» Records shown:
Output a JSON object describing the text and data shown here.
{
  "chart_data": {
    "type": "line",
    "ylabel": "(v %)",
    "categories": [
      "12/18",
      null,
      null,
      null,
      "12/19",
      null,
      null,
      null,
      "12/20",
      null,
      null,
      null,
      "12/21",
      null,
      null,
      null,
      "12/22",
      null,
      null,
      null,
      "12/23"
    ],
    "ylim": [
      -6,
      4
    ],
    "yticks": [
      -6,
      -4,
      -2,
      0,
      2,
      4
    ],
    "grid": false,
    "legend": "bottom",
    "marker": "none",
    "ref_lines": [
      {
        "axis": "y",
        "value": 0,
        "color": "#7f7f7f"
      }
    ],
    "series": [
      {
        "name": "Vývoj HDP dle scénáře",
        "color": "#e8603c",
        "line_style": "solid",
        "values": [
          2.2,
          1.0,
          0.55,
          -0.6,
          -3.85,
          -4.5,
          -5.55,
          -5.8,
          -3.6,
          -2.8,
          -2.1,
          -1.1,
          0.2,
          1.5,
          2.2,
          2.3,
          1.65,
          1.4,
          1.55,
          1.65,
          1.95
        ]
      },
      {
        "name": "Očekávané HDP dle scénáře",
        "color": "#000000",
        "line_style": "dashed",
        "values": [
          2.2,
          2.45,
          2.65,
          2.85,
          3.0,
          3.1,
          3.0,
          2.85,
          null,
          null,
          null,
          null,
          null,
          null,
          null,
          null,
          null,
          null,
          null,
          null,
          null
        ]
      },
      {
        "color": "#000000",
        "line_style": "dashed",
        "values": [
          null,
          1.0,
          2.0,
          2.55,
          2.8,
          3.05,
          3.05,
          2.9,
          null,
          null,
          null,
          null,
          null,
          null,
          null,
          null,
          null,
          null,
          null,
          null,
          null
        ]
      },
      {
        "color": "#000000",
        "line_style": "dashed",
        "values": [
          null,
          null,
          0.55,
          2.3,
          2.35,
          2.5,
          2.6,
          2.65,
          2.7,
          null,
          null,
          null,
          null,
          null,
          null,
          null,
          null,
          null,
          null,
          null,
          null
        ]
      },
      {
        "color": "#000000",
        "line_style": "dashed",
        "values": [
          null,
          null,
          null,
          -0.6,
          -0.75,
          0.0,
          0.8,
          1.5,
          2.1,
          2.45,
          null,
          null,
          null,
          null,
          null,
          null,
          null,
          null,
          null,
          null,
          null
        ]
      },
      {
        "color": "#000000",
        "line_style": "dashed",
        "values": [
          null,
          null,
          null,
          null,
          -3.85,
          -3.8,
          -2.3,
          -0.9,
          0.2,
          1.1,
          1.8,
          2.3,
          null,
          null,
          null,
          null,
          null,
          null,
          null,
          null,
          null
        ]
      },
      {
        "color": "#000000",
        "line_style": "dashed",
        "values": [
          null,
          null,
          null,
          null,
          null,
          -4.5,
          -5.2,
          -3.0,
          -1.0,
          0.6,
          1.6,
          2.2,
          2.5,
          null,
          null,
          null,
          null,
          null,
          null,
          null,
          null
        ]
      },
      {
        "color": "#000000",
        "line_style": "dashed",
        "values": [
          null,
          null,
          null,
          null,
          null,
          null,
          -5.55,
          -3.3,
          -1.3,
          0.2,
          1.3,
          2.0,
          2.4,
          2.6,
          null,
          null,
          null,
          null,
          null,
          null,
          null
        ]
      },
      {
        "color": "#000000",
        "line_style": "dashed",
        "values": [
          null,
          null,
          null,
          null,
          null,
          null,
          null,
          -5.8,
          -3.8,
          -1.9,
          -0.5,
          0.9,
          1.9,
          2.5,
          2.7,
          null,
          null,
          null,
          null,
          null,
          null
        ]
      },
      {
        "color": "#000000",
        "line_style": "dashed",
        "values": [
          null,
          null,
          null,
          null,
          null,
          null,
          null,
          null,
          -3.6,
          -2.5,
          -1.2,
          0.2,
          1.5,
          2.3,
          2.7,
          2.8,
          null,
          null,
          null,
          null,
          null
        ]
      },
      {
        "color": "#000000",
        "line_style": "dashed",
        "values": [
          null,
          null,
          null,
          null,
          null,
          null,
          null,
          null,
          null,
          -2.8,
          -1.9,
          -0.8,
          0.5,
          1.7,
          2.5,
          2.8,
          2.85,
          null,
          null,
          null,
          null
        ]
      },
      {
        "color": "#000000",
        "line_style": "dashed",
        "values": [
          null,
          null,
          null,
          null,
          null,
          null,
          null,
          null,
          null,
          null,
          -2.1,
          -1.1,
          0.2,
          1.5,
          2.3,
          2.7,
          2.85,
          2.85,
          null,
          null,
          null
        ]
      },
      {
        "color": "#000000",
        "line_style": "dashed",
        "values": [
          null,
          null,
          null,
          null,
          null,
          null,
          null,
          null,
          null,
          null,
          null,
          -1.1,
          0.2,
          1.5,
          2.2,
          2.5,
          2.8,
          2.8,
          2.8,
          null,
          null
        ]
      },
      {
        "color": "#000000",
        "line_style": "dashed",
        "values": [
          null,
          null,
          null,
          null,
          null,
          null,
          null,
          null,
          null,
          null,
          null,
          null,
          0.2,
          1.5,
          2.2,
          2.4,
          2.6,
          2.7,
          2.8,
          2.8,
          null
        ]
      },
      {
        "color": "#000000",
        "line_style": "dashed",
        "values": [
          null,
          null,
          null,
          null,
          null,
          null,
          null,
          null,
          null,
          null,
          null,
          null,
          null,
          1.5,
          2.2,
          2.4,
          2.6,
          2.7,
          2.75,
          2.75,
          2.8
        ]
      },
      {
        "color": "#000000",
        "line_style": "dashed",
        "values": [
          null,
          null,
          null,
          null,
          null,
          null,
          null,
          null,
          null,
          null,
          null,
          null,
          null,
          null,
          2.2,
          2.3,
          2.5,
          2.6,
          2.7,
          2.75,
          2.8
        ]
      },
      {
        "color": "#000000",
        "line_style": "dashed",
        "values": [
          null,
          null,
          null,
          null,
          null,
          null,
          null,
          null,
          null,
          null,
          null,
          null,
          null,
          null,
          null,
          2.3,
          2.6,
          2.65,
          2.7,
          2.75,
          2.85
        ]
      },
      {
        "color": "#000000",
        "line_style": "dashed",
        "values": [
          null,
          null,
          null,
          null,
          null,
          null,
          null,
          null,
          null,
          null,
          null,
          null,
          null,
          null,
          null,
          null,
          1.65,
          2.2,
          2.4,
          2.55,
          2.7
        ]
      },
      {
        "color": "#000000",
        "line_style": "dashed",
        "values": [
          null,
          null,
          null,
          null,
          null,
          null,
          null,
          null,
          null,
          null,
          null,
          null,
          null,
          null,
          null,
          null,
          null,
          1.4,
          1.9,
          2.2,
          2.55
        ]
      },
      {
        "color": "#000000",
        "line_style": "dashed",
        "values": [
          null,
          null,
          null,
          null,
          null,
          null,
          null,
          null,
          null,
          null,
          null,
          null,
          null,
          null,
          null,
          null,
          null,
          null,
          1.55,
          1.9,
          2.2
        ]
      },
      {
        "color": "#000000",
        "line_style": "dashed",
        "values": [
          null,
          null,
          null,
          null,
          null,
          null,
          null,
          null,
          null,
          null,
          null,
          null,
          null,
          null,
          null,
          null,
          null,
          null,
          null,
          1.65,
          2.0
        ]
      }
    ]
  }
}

» What you will do:
Pull out all lines containing "name".

» Complete response:
        "name": "Vývoj HDP dle scénáře",
        "name": "Očekávané HDP dle scénáře",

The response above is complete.